• WRITTEN TASK: Repeat each record exactly. Any picture gets left out.

• INPUT DATA:
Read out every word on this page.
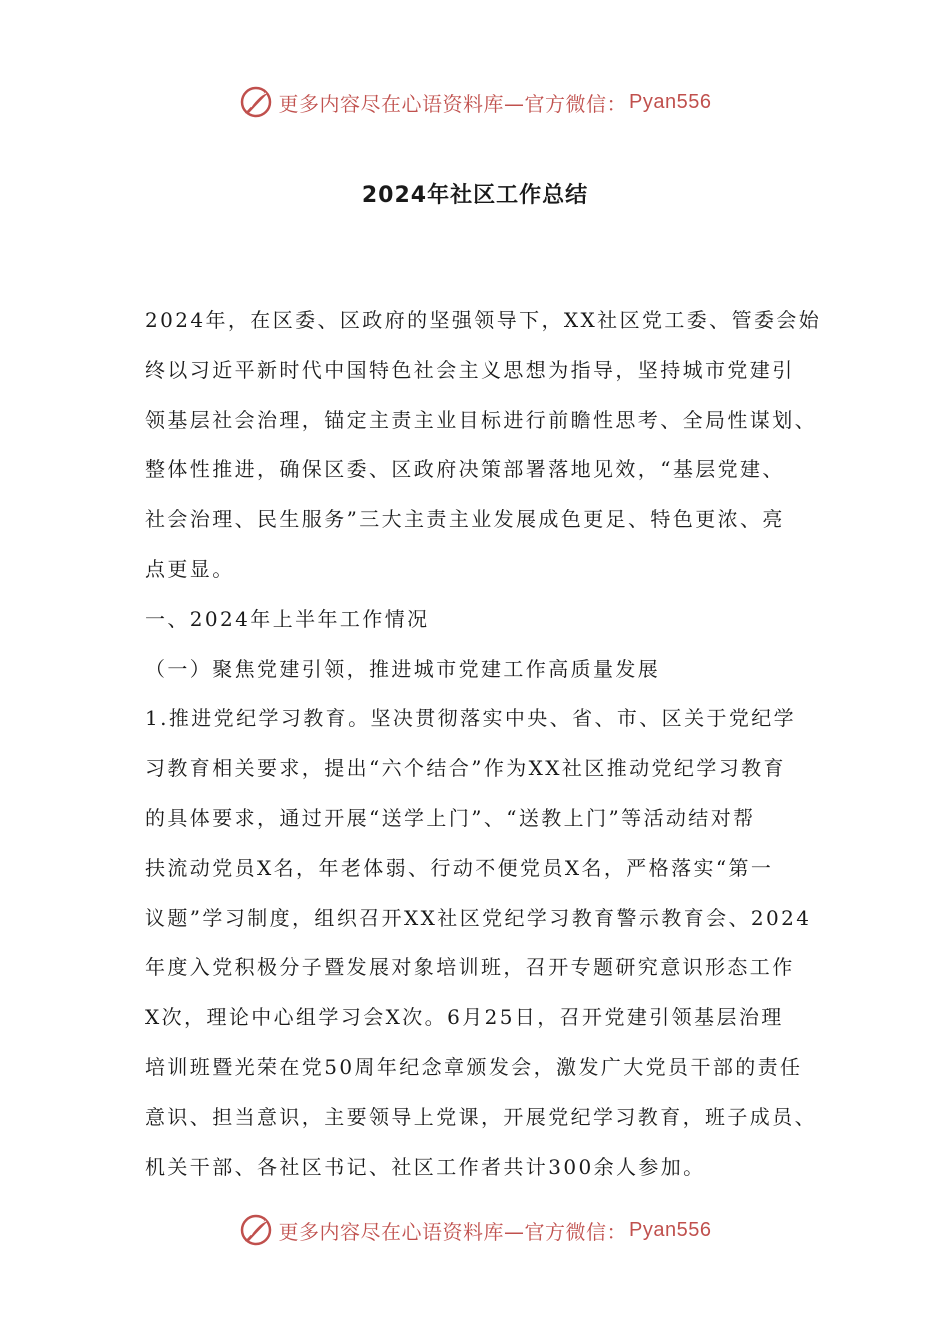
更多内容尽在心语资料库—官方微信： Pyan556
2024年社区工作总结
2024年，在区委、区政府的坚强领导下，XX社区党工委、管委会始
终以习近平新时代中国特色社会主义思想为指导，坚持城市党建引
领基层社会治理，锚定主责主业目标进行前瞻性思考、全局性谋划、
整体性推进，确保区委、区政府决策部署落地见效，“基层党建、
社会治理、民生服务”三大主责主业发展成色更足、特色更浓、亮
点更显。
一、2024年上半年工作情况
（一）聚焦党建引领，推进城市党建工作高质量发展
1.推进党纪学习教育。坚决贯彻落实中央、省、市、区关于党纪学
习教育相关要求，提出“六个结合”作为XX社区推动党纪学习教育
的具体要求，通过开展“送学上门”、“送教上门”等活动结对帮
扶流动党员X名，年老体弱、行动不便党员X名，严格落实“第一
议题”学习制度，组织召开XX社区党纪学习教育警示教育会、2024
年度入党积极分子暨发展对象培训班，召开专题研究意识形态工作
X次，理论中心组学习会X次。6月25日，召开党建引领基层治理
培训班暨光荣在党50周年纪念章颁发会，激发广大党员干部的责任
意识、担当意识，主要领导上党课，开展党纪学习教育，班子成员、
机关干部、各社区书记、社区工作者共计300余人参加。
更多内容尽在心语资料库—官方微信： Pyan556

• RESULT OF THE TASK:
Read out every word on this page.
更多内容尽在心语资料库—官方微信： Pyan556
2024年社区工作总结
2024年，在区委、区政府的坚强领导下，XX社区党工委、管委会始
终以习近平新时代中国特色社会主义思想为指导，坚持城市党建引
领基层社会治理，锚定主责主业目标进行前瞻性思考、全局性谋划、
整体性推进，确保区委、区政府决策部署落地见效，“基层党建、
社会治理、民生服务”三大主责主业发展成色更足、特色更浓、亮
点更显。
一、2024年上半年工作情况
（一）聚焦党建引领，推进城市党建工作高质量发展
1.推进党纪学习教育。坚决贯彻落实中央、省、市、区关于党纪学
习教育相关要求，提出“六个结合”作为XX社区推动党纪学习教育
的具体要求，通过开展“送学上门”、“送教上门”等活动结对帮
扶流动党员X名，年老体弱、行动不便党员X名，严格落实“第一
议题”学习制度，组织召开XX社区党纪学习教育警示教育会、2024
年度入党积极分子暨发展对象培训班，召开专题研究意识形态工作
X次，理论中心组学习会X次。6月25日，召开党建引领基层治理
培训班暨光荣在党50周年纪念章颁发会，激发广大党员干部的责任
意识、担当意识，主要领导上党课，开展党纪学习教育，班子成员、
机关干部、各社区书记、社区工作者共计300余人参加。
更多内容尽在心语资料库—官方微信： Pyan556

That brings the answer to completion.